## [The problem]
Repeat each line exactly, leaving nothing out.
-- START Supplied data --
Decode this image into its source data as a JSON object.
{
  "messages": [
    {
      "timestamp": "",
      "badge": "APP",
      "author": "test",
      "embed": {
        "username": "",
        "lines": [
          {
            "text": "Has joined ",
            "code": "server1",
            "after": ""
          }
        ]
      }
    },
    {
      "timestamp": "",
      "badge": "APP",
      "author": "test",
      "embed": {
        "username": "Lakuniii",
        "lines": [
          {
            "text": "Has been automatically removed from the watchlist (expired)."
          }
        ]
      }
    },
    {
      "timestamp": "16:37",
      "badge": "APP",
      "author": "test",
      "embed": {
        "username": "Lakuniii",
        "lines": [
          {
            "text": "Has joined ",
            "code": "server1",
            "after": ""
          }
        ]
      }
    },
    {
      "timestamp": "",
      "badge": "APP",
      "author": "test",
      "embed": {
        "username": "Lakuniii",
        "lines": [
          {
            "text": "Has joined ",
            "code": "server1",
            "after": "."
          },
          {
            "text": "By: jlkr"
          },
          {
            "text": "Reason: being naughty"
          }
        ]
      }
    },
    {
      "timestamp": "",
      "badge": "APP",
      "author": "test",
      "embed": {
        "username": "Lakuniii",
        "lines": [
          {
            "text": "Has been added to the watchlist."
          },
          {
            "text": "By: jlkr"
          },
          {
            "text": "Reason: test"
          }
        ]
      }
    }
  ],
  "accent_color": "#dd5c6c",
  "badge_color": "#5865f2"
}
-- END Supplied data --
## [Final answer]
Decode this image into its source data as a JSON object.
{
  "messages": [
    {
      "timestamp": "",
      "badge": "APP",
      "author": "test",
      "embed": {
        "username": "",
        "lines": [
          {
            "text": "Has joined ",
            "code": "server1",
            "after": ""
          }
        ]
      }
    },
    {
      "timestamp": "",
      "badge": "APP",
      "author": "test",
      "embed": {
        "username": "Lakuniii",
        "lines": [
          {
            "text": "Has been automatically removed from the watchlist (expired)."
          }
        ]
      }
    },
    {
      "timestamp": "16:37",
      "badge": "APP",
      "author": "test",
      "embed": {
        "username": "Lakuniii",
        "lines": [
          {
            "text": "Has joined ",
            "code": "server1",
            "after": ""
          }
        ]
      }
    },
    {
      "timestamp": "",
      "badge": "APP",
      "author": "test",
      "embed": {
        "username": "Lakuniii",
        "lines": [
          {
            "text": "Has joined ",
            "code": "server1",
            "after": "."
          },
          {
            "text": "By: jlkr"
          },
          {
            "text": "Reason: being naughty"
          }
        ]
      }
    },
    {
      "timestamp": "",
      "badge": "APP",
      "author": "test",
      "embed": {
        "username": "Lakuniii",
        "lines": [
          {
            "text": "Has been added to the watchlist."
          },
          {
            "text": "By: jlkr"
          },
          {
            "text": "Reason: test"
          }
        ]
      }
    }
  ],
  "accent_color": "#dd5c6c",
  "badge_color": "#5865f2"
}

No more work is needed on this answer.